■ **REQUIRED WORK**:
Set down each entry exactly as given; pictures should not appear in the copy.
↓↓↓
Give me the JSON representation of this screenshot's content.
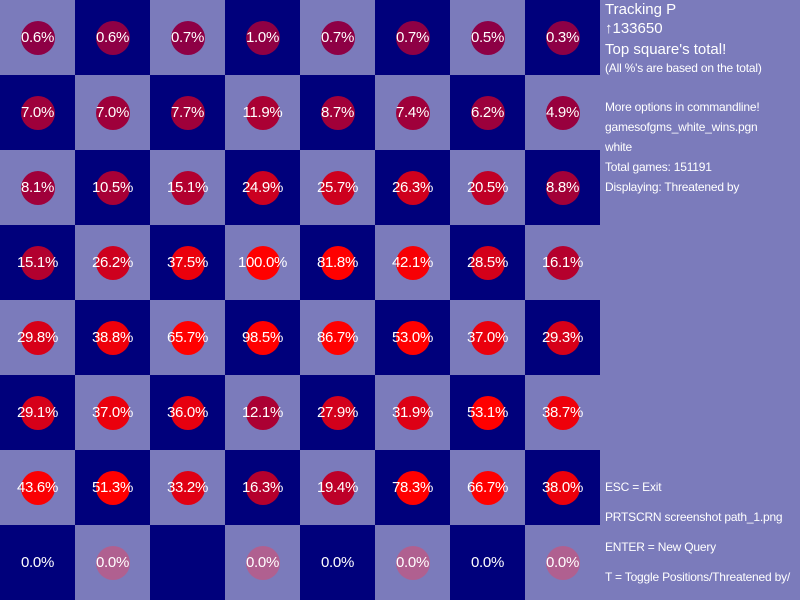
{
  "board": {
    "rows": [
      [
        "0.6%",
        "0.6%",
        "0.7%",
        "1.0%",
        "0.7%",
        "0.7%",
        "0.5%",
        "0.3%"
      ],
      [
        "7.0%",
        "7.0%",
        "7.7%",
        "11.9%",
        "8.7%",
        "7.4%",
        "6.2%",
        "4.9%"
      ],
      [
        "8.1%",
        "10.5%",
        "15.1%",
        "24.9%",
        "25.7%",
        "26.3%",
        "20.5%",
        "8.8%"
      ],
      [
        "15.1%",
        "26.2%",
        "37.5%",
        "100.0%",
        "81.8%",
        "42.1%",
        "28.5%",
        "16.1%"
      ],
      [
        "29.8%",
        "38.8%",
        "65.7%",
        "98.5%",
        "86.7%",
        "53.0%",
        "37.0%",
        "29.3%"
      ],
      [
        "29.1%",
        "37.0%",
        "36.0%",
        "12.1%",
        "27.9%",
        "31.9%",
        "53.1%",
        "38.7%"
      ],
      [
        "43.6%",
        "51.3%",
        "33.2%",
        "16.3%",
        "19.4%",
        "78.3%",
        "66.7%",
        "38.0%"
      ],
      [
        "0.0%",
        "0.0%",
        "",
        "0.0%",
        "0.0%",
        "0.0%",
        "0.0%",
        "0.0%"
      ]
    ],
    "dot_pct": [
      [
        0.6,
        0.6,
        0.7,
        1.0,
        0.7,
        0.7,
        0.5,
        0.3
      ],
      [
        7.0,
        7.0,
        7.7,
        11.9,
        8.7,
        7.4,
        6.2,
        4.9
      ],
      [
        8.1,
        10.5,
        15.1,
        24.9,
        25.7,
        26.3,
        20.5,
        8.8
      ],
      [
        15.1,
        26.2,
        37.5,
        100.0,
        81.8,
        42.1,
        28.5,
        16.1
      ],
      [
        29.8,
        38.8,
        65.7,
        98.5,
        86.7,
        53.0,
        37.0,
        29.3
      ],
      [
        29.1,
        37.0,
        36.0,
        12.1,
        27.9,
        31.9,
        53.1,
        38.7
      ],
      [
        43.6,
        51.3,
        33.2,
        16.3,
        19.4,
        78.3,
        66.7,
        38.0
      ],
      [
        -1,
        0.0,
        -1,
        0.0,
        -1,
        0.0,
        -1,
        0.0
      ]
    ],
    "colors": {
      "light_square": "#7b7bbb",
      "dark_square": "#00007b",
      "dot_full": "#ff0000",
      "dot_empty": "#b06090"
    }
  },
  "panel": {
    "tracking": "Tracking P",
    "piece_id": "↑133650",
    "top_square": "Top square's total!",
    "note": "(All %'s are based on the total)",
    "more_options": "More options in commandline!",
    "file": "gamesofgms_white_wins.pgn",
    "side": "white",
    "total_games": "Total games: 151191",
    "displaying": "Displaying: Threatened by",
    "esc": "ESC = Exit",
    "prtscrn": "PRTSCRN screenshot path_1.png",
    "enter": "ENTER = New Query",
    "toggle": "T = Toggle Positions/Threatened by/"
  }
}
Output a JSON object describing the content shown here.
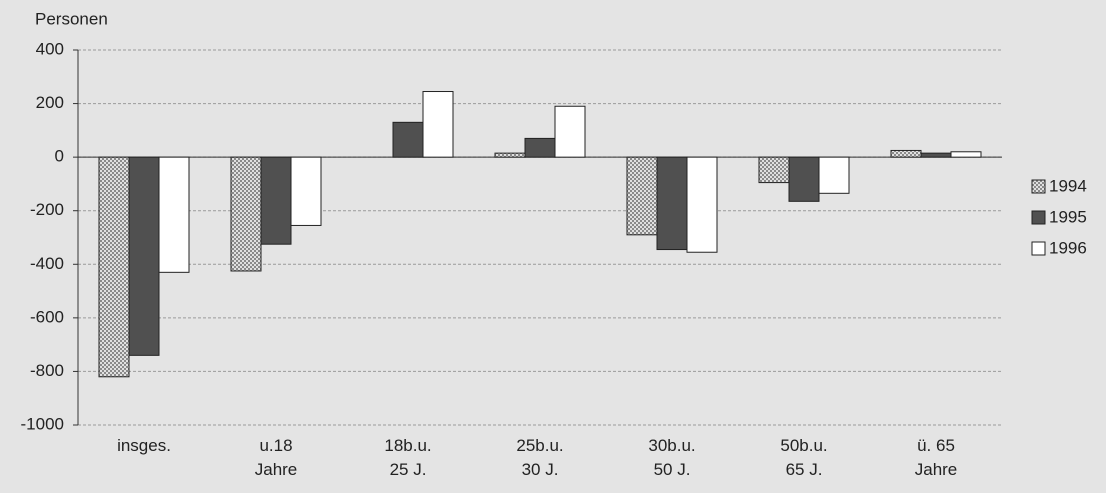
{
  "chart_data": {
    "type": "bar",
    "y_label": "Personen",
    "categories": [
      [
        "insges."
      ],
      [
        "u.18",
        "Jahre"
      ],
      [
        "18b.u.",
        "25 J."
      ],
      [
        "25b.u.",
        "30 J."
      ],
      [
        "30b.u.",
        "50 J."
      ],
      [
        "50b.u.",
        "65 J."
      ],
      [
        "ü. 65",
        "Jahre"
      ]
    ],
    "series": [
      {
        "name": "1994",
        "color": "#b4b4b4",
        "values": [
          -820,
          -425,
          0,
          15,
          -290,
          -95,
          25
        ]
      },
      {
        "name": "1995",
        "color": "#505050",
        "values": [
          -740,
          -325,
          130,
          70,
          -345,
          -165,
          15
        ]
      },
      {
        "name": "1996",
        "color": "#ffffff",
        "values": [
          -430,
          -255,
          245,
          190,
          -355,
          -135,
          20
        ]
      }
    ],
    "ylim": [
      -1000,
      400
    ],
    "yticks": [
      -1000,
      -800,
      -600,
      -400,
      -200,
      0,
      200,
      400
    ],
    "grid": true,
    "legend": "right"
  }
}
↑↑↑
■ **RESPONSE TO THE EXERCISE**:
Give me the JSON representation of this screenshot's content.
{
  "board": {
    "rows": [
      [
        "0.6%",
        "0.6%",
        "0.7%",
        "1.0%",
        "0.7%",
        "0.7%",
        "0.5%",
        "0.3%"
      ],
      [
        "7.0%",
        "7.0%",
        "7.7%",
        "11.9%",
        "8.7%",
        "7.4%",
        "6.2%",
        "4.9%"
      ],
      [
        "8.1%",
        "10.5%",
        "15.1%",
        "24.9%",
        "25.7%",
        "26.3%",
        "20.5%",
        "8.8%"
      ],
      [
        "15.1%",
        "26.2%",
        "37.5%",
        "100.0%",
        "81.8%",
        "42.1%",
        "28.5%",
        "16.1%"
      ],
      [
        "29.8%",
        "38.8%",
        "65.7%",
        "98.5%",
        "86.7%",
        "53.0%",
        "37.0%",
        "29.3%"
      ],
      [
        "29.1%",
        "37.0%",
        "36.0%",
        "12.1%",
        "27.9%",
        "31.9%",
        "53.1%",
        "38.7%"
      ],
      [
        "43.6%",
        "51.3%",
        "33.2%",
        "16.3%",
        "19.4%",
        "78.3%",
        "66.7%",
        "38.0%"
      ],
      [
        "0.0%",
        "0.0%",
        "",
        "0.0%",
        "0.0%",
        "0.0%",
        "0.0%",
        "0.0%"
      ]
    ],
    "dot_pct": [
      [
        0.6,
        0.6,
        0.7,
        1.0,
        0.7,
        0.7,
        0.5,
        0.3
      ],
      [
        7.0,
        7.0,
        7.7,
        11.9,
        8.7,
        7.4,
        6.2,
        4.9
      ],
      [
        8.1,
        10.5,
        15.1,
        24.9,
        25.7,
        26.3,
        20.5,
        8.8
      ],
      [
        15.1,
        26.2,
        37.5,
        100.0,
        81.8,
        42.1,
        28.5,
        16.1
      ],
      [
        29.8,
        38.8,
        65.7,
        98.5,
        86.7,
        53.0,
        37.0,
        29.3
      ],
      [
        29.1,
        37.0,
        36.0,
        12.1,
        27.9,
        31.9,
        53.1,
        38.7
      ],
      [
        43.6,
        51.3,
        33.2,
        16.3,
        19.4,
        78.3,
        66.7,
        38.0
      ],
      [
        -1,
        0.0,
        -1,
        0.0,
        -1,
        0.0,
        -1,
        0.0
      ]
    ],
    "colors": {
      "light_square": "#7b7bbb",
      "dark_square": "#00007b",
      "dot_full": "#ff0000",
      "dot_empty": "#b06090"
    }
  },
  "panel": {
    "tracking": "Tracking P",
    "piece_id": "↑133650",
    "top_square": "Top square's total!",
    "note": "(All %'s are based on the total)",
    "more_options": "More options in commandline!",
    "file": "gamesofgms_white_wins.pgn",
    "side": "white",
    "total_games": "Total games: 151191",
    "displaying": "Displaying: Threatened by",
    "esc": "ESC = Exit",
    "prtscrn": "PRTSCRN screenshot path_1.png",
    "enter": "ENTER = New Query",
    "toggle": "T = Toggle Positions/Threatened by/"
  }
}
Output a JSON object describing the content shown here.
{
  "chart_data": {
    "type": "bar",
    "y_label": "Personen",
    "categories": [
      [
        "insges."
      ],
      [
        "u.18",
        "Jahre"
      ],
      [
        "18b.u.",
        "25 J."
      ],
      [
        "25b.u.",
        "30 J."
      ],
      [
        "30b.u.",
        "50 J."
      ],
      [
        "50b.u.",
        "65 J."
      ],
      [
        "ü. 65",
        "Jahre"
      ]
    ],
    "series": [
      {
        "name": "1994",
        "color": "#b4b4b4",
        "values": [
          -820,
          -425,
          0,
          15,
          -290,
          -95,
          25
        ]
      },
      {
        "name": "1995",
        "color": "#505050",
        "values": [
          -740,
          -325,
          130,
          70,
          -345,
          -165,
          15
        ]
      },
      {
        "name": "1996",
        "color": "#ffffff",
        "values": [
          -430,
          -255,
          245,
          190,
          -355,
          -135,
          20
        ]
      }
    ],
    "ylim": [
      -1000,
      400
    ],
    "yticks": [
      -1000,
      -800,
      -600,
      -400,
      -200,
      0,
      200,
      400
    ],
    "grid": true,
    "legend": "right"
  }
}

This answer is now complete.